Working data —
-------------------------

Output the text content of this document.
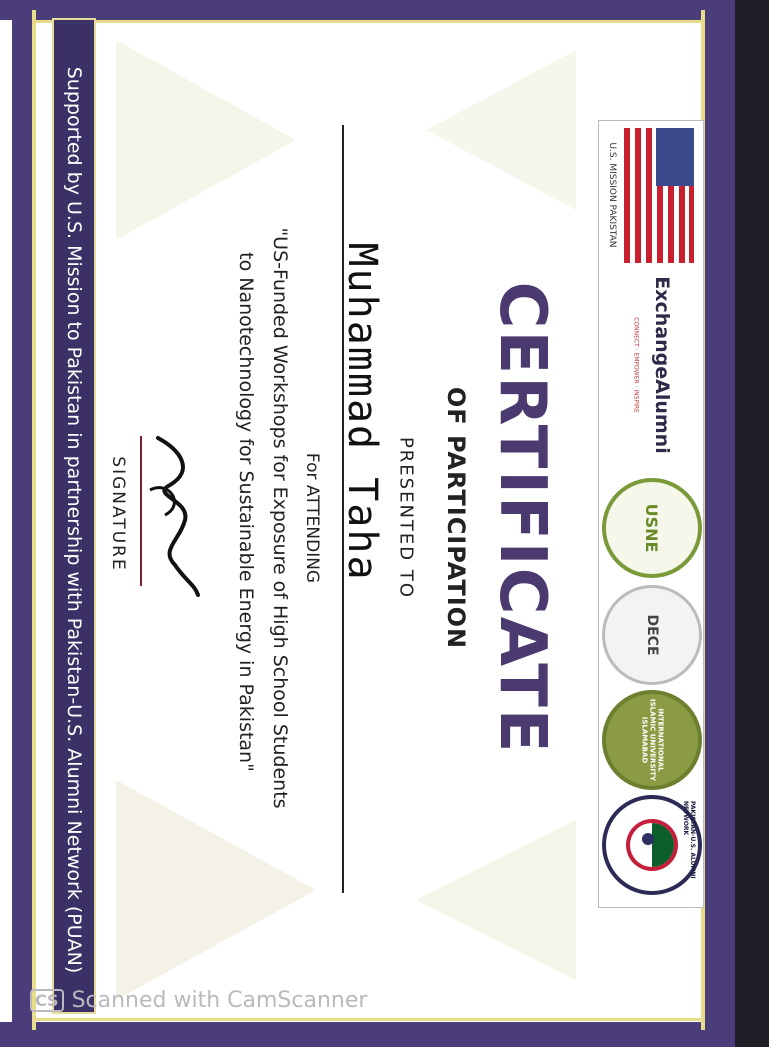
Supported by U.S. Mission to Pakistan in partnership with Pakistan-U.S. Alumni Network (PUAN)	U.S. MISSION PAKISTAN
ExchangeAlumni
CONNECT · EMPOWER · INSPIRE
USNE
DECE
INTERNATIONAL ISLAMIC UNIVERSITY ISLAMABAD
PAKISTAN-U.S. ALUMNI NETWORK
CERTIFICATE
OF PARTICIPATION
PRESENTED TO
Muhammad Taha
For ATTENDING
"US-Funded Workshops for Exposure of High School Students
to Nanotechnology for Sustainable Energy in Pakistan"
SIGNATURE
CS Scanned with CamScanner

-------------------------

Exercise directions —
Go through the listing above and quote it exactly, apart from its images.

Result of the exercise —
Output the text content of this document.
Supported by U.S. Mission to Pakistan in partnership with Pakistan-U.S. Alumni Network (PUAN)	U.S. MISSION PAKISTAN
ExchangeAlumni
CONNECT · EMPOWER · INSPIRE
USNE
DECE
INTERNATIONAL ISLAMIC UNIVERSITY ISLAMABAD
PAKISTAN-U.S. ALUMNI NETWORK
CERTIFICATE
OF PARTICIPATION
PRESENTED TO
Muhammad Taha
For ATTENDING
"US-Funded Workshops for Exposure of High School Students
to Nanotechnology for Sustainable Energy in Pakistan"
SIGNATURE
CS Scanned with CamScanner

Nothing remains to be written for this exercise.